-- BEGIN --

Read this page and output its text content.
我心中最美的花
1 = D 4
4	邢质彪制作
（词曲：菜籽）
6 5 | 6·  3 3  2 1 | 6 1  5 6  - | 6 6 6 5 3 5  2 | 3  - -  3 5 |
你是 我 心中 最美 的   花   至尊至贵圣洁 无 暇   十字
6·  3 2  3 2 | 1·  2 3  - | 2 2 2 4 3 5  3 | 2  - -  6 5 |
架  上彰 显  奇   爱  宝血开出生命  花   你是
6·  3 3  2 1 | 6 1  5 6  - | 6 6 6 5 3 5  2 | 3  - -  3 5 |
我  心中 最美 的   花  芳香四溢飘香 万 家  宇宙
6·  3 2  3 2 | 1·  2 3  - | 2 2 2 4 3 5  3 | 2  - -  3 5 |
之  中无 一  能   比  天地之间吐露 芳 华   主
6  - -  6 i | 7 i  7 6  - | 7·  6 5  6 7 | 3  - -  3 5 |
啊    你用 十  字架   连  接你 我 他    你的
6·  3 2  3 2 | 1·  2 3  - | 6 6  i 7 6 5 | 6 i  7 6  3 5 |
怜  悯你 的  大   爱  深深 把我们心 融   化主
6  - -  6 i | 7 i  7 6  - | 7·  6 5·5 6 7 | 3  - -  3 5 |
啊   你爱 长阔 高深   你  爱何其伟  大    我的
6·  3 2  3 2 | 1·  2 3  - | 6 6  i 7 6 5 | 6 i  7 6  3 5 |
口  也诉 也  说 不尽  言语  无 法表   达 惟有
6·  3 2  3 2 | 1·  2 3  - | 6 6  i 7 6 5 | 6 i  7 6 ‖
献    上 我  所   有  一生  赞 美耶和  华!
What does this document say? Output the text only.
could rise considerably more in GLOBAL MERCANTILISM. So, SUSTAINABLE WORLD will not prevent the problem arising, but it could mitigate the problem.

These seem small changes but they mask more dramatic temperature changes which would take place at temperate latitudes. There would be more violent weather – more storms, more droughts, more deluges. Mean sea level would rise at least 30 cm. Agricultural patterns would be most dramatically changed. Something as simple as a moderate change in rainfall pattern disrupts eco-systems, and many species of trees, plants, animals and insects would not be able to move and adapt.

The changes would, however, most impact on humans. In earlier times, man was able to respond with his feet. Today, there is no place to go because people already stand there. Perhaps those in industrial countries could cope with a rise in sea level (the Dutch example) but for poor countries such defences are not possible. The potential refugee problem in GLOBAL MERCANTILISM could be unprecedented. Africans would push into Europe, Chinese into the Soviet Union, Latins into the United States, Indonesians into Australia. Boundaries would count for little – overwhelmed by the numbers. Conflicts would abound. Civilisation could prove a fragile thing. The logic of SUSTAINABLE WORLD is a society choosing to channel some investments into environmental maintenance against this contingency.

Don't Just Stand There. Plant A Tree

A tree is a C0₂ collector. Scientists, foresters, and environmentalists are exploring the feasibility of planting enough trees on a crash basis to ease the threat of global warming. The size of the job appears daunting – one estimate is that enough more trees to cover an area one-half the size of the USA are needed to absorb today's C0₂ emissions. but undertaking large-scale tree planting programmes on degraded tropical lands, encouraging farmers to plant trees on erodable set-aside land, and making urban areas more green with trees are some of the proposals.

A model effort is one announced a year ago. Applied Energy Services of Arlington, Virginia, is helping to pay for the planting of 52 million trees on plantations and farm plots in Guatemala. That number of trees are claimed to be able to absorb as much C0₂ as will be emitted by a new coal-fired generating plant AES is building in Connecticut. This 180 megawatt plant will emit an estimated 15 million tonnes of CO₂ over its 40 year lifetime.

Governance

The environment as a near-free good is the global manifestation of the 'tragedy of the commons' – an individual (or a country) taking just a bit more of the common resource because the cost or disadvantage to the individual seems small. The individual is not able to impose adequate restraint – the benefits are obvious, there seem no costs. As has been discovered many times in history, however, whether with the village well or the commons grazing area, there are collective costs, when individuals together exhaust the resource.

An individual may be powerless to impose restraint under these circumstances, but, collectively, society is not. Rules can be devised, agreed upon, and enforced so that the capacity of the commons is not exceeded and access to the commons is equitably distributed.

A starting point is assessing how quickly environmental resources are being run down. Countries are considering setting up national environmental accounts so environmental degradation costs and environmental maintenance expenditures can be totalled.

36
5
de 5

-- END --

Task to carry out:
Copy every line above that holds the word "most".

The answer:
These seem small changes but they mask more dramatic temperature changes which would take place at temperate latitudes. There would be more violent weather – more storms, more droughts, more deluges. Mean sea level would rise at least 30 cm. Agricultural patterns would be most dramatically changed. Something as simple as a moderate change in rainfall pattern disrupts eco-systems, and many species of trees, plants, animals and insects would not be able to move and adapt.
The changes would, however, most impact on humans. In earlier times, man was able to respond with his feet. Today, there is no place to go because people already stand there. Perhaps those in industrial countries could cope with a rise in sea level (the Dutch example) but for poor countries such defences are not possible. The potential refugee problem in GLOBAL MERCANTILISM could be unprecedented. Africans would push into Europe, Chinese into the Soviet Union, Latins into the United States, Indonesians into Australia. Boundaries would count for little – overwhelmed by the numbers. Conflicts would abound. Civilisation could prove a fragile thing. The logic of SUSTAINABLE WORLD is a society choosing to channel some investments into environmental maintenance against this contingency.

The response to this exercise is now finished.